— START OF SUPPLIED DATA —

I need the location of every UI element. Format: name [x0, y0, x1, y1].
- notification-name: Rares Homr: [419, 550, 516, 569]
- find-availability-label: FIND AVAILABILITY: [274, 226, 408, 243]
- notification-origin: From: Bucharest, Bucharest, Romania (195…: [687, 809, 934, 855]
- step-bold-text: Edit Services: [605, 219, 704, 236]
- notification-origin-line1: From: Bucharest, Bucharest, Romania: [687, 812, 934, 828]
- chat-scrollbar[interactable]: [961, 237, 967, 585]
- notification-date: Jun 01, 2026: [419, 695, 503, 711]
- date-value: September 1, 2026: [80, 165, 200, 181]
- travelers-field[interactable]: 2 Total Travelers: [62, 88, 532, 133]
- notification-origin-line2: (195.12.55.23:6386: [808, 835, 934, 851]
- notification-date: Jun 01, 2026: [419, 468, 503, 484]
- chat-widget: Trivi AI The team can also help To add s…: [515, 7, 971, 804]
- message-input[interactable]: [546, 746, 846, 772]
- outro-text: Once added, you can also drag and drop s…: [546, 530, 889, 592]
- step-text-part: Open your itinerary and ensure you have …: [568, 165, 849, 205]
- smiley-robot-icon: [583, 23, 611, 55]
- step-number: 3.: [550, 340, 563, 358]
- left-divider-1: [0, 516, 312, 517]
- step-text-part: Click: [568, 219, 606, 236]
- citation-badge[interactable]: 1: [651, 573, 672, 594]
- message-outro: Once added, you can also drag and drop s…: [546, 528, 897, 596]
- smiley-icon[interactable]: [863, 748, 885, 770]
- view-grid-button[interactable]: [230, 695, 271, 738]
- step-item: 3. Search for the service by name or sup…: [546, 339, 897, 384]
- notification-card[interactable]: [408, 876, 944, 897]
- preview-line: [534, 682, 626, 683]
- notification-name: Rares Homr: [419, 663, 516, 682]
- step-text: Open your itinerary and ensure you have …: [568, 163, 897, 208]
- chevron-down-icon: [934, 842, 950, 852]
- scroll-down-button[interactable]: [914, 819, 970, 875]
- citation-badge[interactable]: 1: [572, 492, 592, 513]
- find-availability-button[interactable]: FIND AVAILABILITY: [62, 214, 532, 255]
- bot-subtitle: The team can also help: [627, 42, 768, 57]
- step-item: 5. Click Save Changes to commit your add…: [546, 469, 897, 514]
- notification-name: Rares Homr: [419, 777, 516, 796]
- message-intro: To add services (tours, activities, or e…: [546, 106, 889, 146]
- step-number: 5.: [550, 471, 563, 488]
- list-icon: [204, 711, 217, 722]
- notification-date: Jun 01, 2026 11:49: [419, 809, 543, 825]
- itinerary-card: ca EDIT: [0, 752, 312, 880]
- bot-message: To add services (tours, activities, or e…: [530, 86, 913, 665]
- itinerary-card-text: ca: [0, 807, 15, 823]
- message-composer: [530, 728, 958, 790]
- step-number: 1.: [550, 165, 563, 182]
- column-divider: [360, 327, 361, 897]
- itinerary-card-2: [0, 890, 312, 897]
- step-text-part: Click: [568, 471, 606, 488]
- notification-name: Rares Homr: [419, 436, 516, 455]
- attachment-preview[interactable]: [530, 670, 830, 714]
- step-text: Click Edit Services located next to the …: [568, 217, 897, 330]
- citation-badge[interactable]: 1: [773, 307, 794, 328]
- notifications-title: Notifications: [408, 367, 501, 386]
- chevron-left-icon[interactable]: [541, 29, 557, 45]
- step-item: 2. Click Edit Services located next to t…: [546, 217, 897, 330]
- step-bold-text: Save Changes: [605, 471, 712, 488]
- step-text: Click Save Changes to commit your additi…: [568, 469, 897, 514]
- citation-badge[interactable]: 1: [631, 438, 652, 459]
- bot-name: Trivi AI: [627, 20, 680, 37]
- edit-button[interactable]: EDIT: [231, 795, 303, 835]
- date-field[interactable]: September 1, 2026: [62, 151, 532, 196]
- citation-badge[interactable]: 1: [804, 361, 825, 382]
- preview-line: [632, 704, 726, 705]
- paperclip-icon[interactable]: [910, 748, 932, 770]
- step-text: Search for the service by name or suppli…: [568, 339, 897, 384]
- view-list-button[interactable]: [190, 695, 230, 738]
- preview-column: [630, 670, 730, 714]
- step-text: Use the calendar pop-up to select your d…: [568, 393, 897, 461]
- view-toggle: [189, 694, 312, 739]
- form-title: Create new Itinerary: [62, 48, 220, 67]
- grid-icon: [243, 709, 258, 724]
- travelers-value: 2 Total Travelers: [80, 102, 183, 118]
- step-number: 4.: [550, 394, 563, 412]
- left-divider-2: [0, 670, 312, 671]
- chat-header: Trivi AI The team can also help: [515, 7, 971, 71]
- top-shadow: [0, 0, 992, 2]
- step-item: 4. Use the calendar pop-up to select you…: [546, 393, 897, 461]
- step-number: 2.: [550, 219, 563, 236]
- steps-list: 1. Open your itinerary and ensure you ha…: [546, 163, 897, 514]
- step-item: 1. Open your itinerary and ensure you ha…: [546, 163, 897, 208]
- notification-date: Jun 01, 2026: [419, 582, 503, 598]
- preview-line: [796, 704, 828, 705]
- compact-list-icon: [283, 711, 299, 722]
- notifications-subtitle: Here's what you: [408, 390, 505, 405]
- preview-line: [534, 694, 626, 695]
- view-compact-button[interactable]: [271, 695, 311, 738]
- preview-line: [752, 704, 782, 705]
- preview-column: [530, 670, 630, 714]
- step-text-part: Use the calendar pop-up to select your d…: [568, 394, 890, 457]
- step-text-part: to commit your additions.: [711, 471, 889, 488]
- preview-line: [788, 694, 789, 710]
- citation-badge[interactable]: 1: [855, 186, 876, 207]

— END OF SUPPLIED DATA —

# WRITTEN EXERCISE
Print all of the entries above again, line for line and character for character, without any changes.

# FULL ANSWER
I need the location of every UI element. Format: name [x0, y0, x1, y1].
- notification-name: Rares Homr: [419, 550, 516, 569]
- find-availability-label: FIND AVAILABILITY: [274, 226, 408, 243]
- notification-origin: From: Bucharest, Bucharest, Romania (195…: [687, 809, 934, 855]
- step-bold-text: Edit Services: [605, 219, 704, 236]
- notification-origin-line1: From: Bucharest, Bucharest, Romania: [687, 812, 934, 828]
- chat-scrollbar[interactable]: [961, 237, 967, 585]
- notification-date: Jun 01, 2026: [419, 695, 503, 711]
- date-value: September 1, 2026: [80, 165, 200, 181]
- travelers-field[interactable]: 2 Total Travelers: [62, 88, 532, 133]
- notification-origin-line2: (195.12.55.23:6386: [808, 835, 934, 851]
- notification-date: Jun 01, 2026: [419, 468, 503, 484]
- chat-widget: Trivi AI The team can also help To add s…: [515, 7, 971, 804]
- message-input[interactable]: [546, 746, 846, 772]
- outro-text: Once added, you can also drag and drop s…: [546, 530, 889, 592]
- step-text-part: Open your itinerary and ensure you have …: [568, 165, 849, 205]
- smiley-robot-icon: [583, 23, 611, 55]
- step-number: 3.: [550, 340, 563, 358]
- left-divider-1: [0, 516, 312, 517]
- step-text-part: Click: [568, 219, 606, 236]
- citation-badge[interactable]: 1: [651, 573, 672, 594]
- message-outro: Once added, you can also drag and drop s…: [546, 528, 897, 596]
- smiley-icon[interactable]: [863, 748, 885, 770]
- view-grid-button[interactable]: [230, 695, 271, 738]
- step-item: 3. Search for the service by name or sup…: [546, 339, 897, 384]
- notification-card[interactable]: [408, 876, 944, 897]
- preview-line: [534, 682, 626, 683]
- notification-name: Rares Homr: [419, 663, 516, 682]
- step-text: Open your itinerary and ensure you have …: [568, 163, 897, 208]
- chevron-down-icon: [934, 842, 950, 852]
- scroll-down-button[interactable]: [914, 819, 970, 875]
- citation-badge[interactable]: 1: [572, 492, 592, 513]
- find-availability-button[interactable]: FIND AVAILABILITY: [62, 214, 532, 255]
- bot-subtitle: The team can also help: [627, 42, 768, 57]
- step-item: 5. Click Save Changes to commit your add…: [546, 469, 897, 514]
- notification-name: Rares Homr: [419, 777, 516, 796]
- message-intro: To add services (tours, activities, or e…: [546, 106, 889, 146]
- step-number: 5.: [550, 471, 563, 488]
- list-icon: [204, 711, 217, 722]
- notification-date: Jun 01, 2026 11:49: [419, 809, 543, 825]
- itinerary-card: ca EDIT: [0, 752, 312, 880]
- bot-message: To add services (tours, activities, or e…: [530, 86, 913, 665]
- itinerary-card-text: ca: [0, 807, 15, 823]
- message-composer: [530, 728, 958, 790]
- step-number: 1.: [550, 165, 563, 182]
- column-divider: [360, 327, 361, 897]
- itinerary-card-2: [0, 890, 312, 897]
- step-text-part: Click: [568, 471, 606, 488]
- notification-name: Rares Homr: [419, 436, 516, 455]
- attachment-preview[interactable]: [530, 670, 830, 714]
- step-text: Click Edit Services located next to the …: [568, 217, 897, 330]
- citation-badge[interactable]: 1: [773, 307, 794, 328]
- notifications-title: Notifications: [408, 367, 501, 386]
- chevron-left-icon[interactable]: [541, 29, 557, 45]
- step-item: 2. Click Edit Services located next to t…: [546, 217, 897, 330]
- step-bold-text: Save Changes: [605, 471, 712, 488]
- step-text: Click Save Changes to commit your additi…: [568, 469, 897, 514]
- citation-badge[interactable]: 1: [631, 438, 652, 459]
- bot-name: Trivi AI: [627, 20, 680, 37]
- edit-button[interactable]: EDIT: [231, 795, 303, 835]
- date-field[interactable]: September 1, 2026: [62, 151, 532, 196]
- citation-badge[interactable]: 1: [804, 361, 825, 382]
- preview-line: [632, 704, 726, 705]
- paperclip-icon[interactable]: [910, 748, 932, 770]
- step-text: Search for the service by name or suppli…: [568, 339, 897, 384]
- view-list-button[interactable]: [190, 695, 230, 738]
- preview-column: [630, 670, 730, 714]
- step-text: Use the calendar pop-up to select your d…: [568, 393, 897, 461]
- view-toggle: [189, 694, 312, 739]
- form-title: Create new Itinerary: [62, 48, 220, 67]
- grid-icon: [243, 709, 258, 724]
- travelers-value: 2 Total Travelers: [80, 102, 183, 118]
- step-number: 4.: [550, 394, 563, 412]
- left-divider-2: [0, 670, 312, 671]
- chat-header: Trivi AI The team can also help: [515, 7, 971, 71]
- top-shadow: [0, 0, 992, 2]
- step-item: 4. Use the calendar pop-up to select you…: [546, 393, 897, 461]
- step-number: 2.: [550, 219, 563, 236]
- steps-list: 1. Open your itinerary and ensure you ha…: [546, 163, 897, 514]
- step-item: 1. Open your itinerary and ensure you ha…: [546, 163, 897, 208]
- notification-date: Jun 01, 2026: [419, 582, 503, 598]
- preview-line: [796, 704, 828, 705]
- compact-list-icon: [283, 711, 299, 722]
- notifications-subtitle: Here's what you: [408, 390, 505, 405]
- preview-line: [534, 694, 626, 695]
- view-compact-button[interactable]: [271, 695, 311, 738]
- preview-line: [752, 704, 782, 705]
- preview-column: [530, 670, 630, 714]
- step-text-part: Use the calendar pop-up to select your d…: [568, 394, 890, 457]
- step-text-part: to commit your additions.: [711, 471, 889, 488]
- preview-line: [788, 694, 789, 710]
- citation-badge[interactable]: 1: [855, 186, 876, 207]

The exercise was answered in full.